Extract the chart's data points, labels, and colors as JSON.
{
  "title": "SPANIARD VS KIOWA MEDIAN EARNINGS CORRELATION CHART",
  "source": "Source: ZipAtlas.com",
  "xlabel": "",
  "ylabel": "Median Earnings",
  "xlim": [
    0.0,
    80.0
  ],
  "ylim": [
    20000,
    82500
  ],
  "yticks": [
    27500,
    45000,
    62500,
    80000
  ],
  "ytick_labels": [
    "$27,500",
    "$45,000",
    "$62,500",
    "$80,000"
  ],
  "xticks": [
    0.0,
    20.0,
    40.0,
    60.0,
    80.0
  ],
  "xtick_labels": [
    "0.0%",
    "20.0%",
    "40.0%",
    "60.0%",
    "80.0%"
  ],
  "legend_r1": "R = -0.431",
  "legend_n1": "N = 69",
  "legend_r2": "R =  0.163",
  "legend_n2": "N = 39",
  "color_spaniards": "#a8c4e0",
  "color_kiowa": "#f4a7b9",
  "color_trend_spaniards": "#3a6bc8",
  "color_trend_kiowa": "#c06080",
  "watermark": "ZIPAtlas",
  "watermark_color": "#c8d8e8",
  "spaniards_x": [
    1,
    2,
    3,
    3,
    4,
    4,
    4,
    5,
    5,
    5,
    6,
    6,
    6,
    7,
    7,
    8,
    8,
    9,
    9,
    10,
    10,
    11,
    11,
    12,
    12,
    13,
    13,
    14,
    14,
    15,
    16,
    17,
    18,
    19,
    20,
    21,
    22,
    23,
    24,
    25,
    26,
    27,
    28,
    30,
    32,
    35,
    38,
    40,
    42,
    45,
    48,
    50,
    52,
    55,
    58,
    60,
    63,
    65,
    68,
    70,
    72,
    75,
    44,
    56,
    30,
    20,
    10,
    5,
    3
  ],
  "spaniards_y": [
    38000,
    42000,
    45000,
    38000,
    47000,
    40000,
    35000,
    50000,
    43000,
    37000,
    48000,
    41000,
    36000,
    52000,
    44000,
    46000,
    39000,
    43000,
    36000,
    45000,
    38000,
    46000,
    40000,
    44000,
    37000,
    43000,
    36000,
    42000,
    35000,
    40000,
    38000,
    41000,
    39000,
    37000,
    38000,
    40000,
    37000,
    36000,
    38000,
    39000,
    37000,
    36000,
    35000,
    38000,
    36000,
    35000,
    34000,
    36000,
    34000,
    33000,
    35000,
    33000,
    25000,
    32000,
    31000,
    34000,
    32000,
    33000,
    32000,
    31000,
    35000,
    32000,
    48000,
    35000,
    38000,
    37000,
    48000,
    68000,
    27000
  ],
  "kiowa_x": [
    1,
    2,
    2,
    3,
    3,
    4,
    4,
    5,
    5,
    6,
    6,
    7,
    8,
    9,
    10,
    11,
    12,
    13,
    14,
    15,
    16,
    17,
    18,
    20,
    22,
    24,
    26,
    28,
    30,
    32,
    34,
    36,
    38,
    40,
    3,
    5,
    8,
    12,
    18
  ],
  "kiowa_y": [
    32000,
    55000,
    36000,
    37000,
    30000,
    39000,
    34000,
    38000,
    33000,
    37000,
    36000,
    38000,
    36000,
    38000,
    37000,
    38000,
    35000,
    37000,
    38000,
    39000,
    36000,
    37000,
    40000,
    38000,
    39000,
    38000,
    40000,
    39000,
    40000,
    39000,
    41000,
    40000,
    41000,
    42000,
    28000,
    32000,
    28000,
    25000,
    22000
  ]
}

====

▶ _Direction_:
Repeat every line of the data, exactly and in full.

▶ _Written answer_:
Extract the chart's data points, labels, and colors as JSON.
{
  "title": "SPANIARD VS KIOWA MEDIAN EARNINGS CORRELATION CHART",
  "source": "Source: ZipAtlas.com",
  "xlabel": "",
  "ylabel": "Median Earnings",
  "xlim": [
    0.0,
    80.0
  ],
  "ylim": [
    20000,
    82500
  ],
  "yticks": [
    27500,
    45000,
    62500,
    80000
  ],
  "ytick_labels": [
    "$27,500",
    "$45,000",
    "$62,500",
    "$80,000"
  ],
  "xticks": [
    0.0,
    20.0,
    40.0,
    60.0,
    80.0
  ],
  "xtick_labels": [
    "0.0%",
    "20.0%",
    "40.0%",
    "60.0%",
    "80.0%"
  ],
  "legend_r1": "R = -0.431",
  "legend_n1": "N = 69",
  "legend_r2": "R =  0.163",
  "legend_n2": "N = 39",
  "color_spaniards": "#a8c4e0",
  "color_kiowa": "#f4a7b9",
  "color_trend_spaniards": "#3a6bc8",
  "color_trend_kiowa": "#c06080",
  "watermark": "ZIPAtlas",
  "watermark_color": "#c8d8e8",
  "spaniards_x": [
    1,
    2,
    3,
    3,
    4,
    4,
    4,
    5,
    5,
    5,
    6,
    6,
    6,
    7,
    7,
    8,
    8,
    9,
    9,
    10,
    10,
    11,
    11,
    12,
    12,
    13,
    13,
    14,
    14,
    15,
    16,
    17,
    18,
    19,
    20,
    21,
    22,
    23,
    24,
    25,
    26,
    27,
    28,
    30,
    32,
    35,
    38,
    40,
    42,
    45,
    48,
    50,
    52,
    55,
    58,
    60,
    63,
    65,
    68,
    70,
    72,
    75,
    44,
    56,
    30,
    20,
    10,
    5,
    3
  ],
  "spaniards_y": [
    38000,
    42000,
    45000,
    38000,
    47000,
    40000,
    35000,
    50000,
    43000,
    37000,
    48000,
    41000,
    36000,
    52000,
    44000,
    46000,
    39000,
    43000,
    36000,
    45000,
    38000,
    46000,
    40000,
    44000,
    37000,
    43000,
    36000,
    42000,
    35000,
    40000,
    38000,
    41000,
    39000,
    37000,
    38000,
    40000,
    37000,
    36000,
    38000,
    39000,
    37000,
    36000,
    35000,
    38000,
    36000,
    35000,
    34000,
    36000,
    34000,
    33000,
    35000,
    33000,
    25000,
    32000,
    31000,
    34000,
    32000,
    33000,
    32000,
    31000,
    35000,
    32000,
    48000,
    35000,
    38000,
    37000,
    48000,
    68000,
    27000
  ],
  "kiowa_x": [
    1,
    2,
    2,
    3,
    3,
    4,
    4,
    5,
    5,
    6,
    6,
    7,
    8,
    9,
    10,
    11,
    12,
    13,
    14,
    15,
    16,
    17,
    18,
    20,
    22,
    24,
    26,
    28,
    30,
    32,
    34,
    36,
    38,
    40,
    3,
    5,
    8,
    12,
    18
  ],
  "kiowa_y": [
    32000,
    55000,
    36000,
    37000,
    30000,
    39000,
    34000,
    38000,
    33000,
    37000,
    36000,
    38000,
    36000,
    38000,
    37000,
    38000,
    35000,
    37000,
    38000,
    39000,
    36000,
    37000,
    40000,
    38000,
    39000,
    38000,
    40000,
    39000,
    40000,
    39000,
    41000,
    40000,
    41000,
    42000,
    28000,
    32000,
    28000,
    25000,
    22000
  ]
}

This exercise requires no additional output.